**Problem statement:** Omit the images, then print each record below exactly as it reads.

**Data for processing:**
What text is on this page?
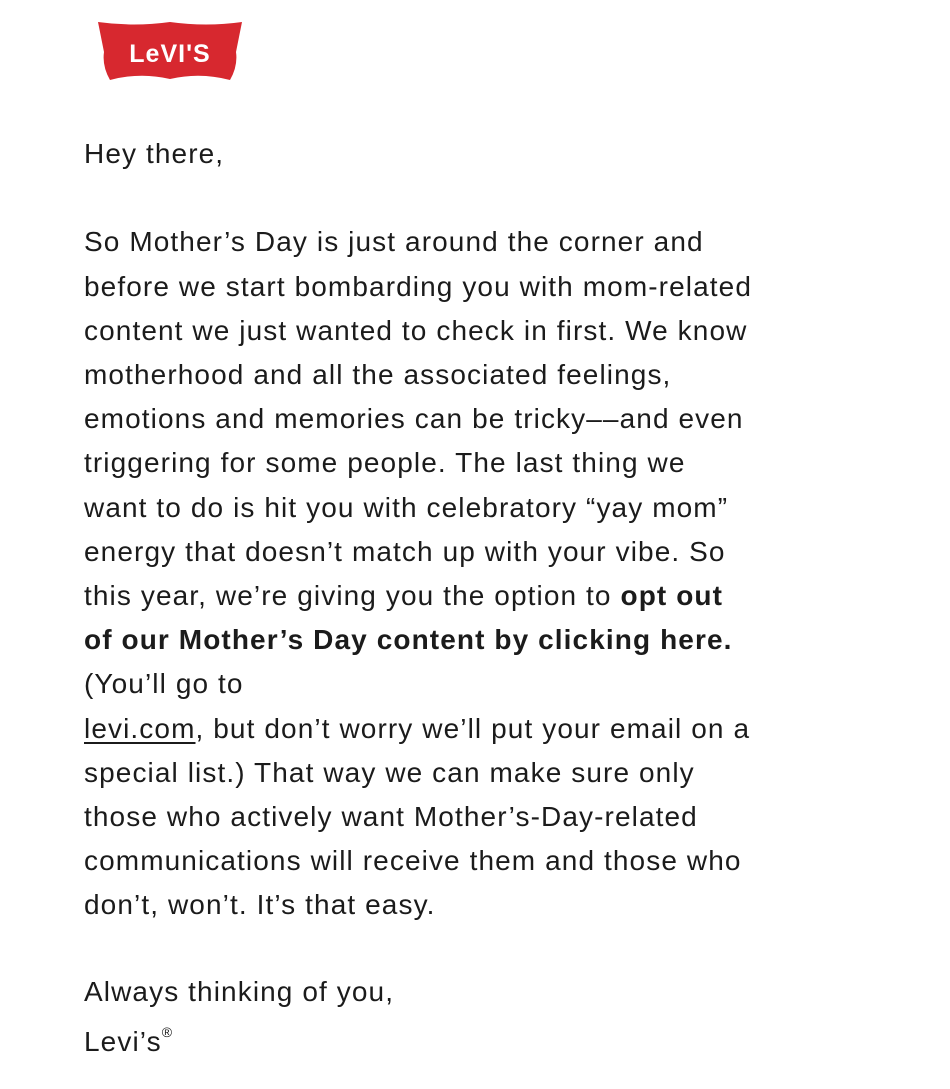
LeVI'S
Hey there,
So Mother’s Day is just around the corner and
before we start bombarding you with mom-related
content we just wanted to check in first. We know
motherhood and all the associated feelings,
emotions and memories can be tricky––and even
triggering for some people. The last thing we
want to do is hit you with celebratory “yay mom”
energy that doesn’t match up with your vibe. So
this year, we’re giving you the option to opt out
of our Mother’s Day content by clicking here.
(You’ll go to
levi.com, but don’t worry we’ll put your email on a
special list.) That way we can make sure only
those who actively want Mother’s-Day-related
communications will receive them and those who
don’t, won’t. It’s that easy.
Always thinking of you,
Levi’s®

**Answer to this task:**
What text is on this page?
LeVI'S
Hey there,
So Mother’s Day is just around the corner and
before we start bombarding you with mom-related
content we just wanted to check in first. We know
motherhood and all the associated feelings,
emotions and memories can be tricky––and even
triggering for some people. The last thing we
want to do is hit you with celebratory “yay mom”
energy that doesn’t match up with your vibe. So
this year, we’re giving you the option to opt out
of our Mother’s Day content by clicking here.
(You’ll go to
levi.com, but don’t worry we’ll put your email on a
special list.) That way we can make sure only
those who actively want Mother’s-Day-related
communications will receive them and those who
don’t, won’t. It’s that easy.
Always thinking of you,
Levi’s®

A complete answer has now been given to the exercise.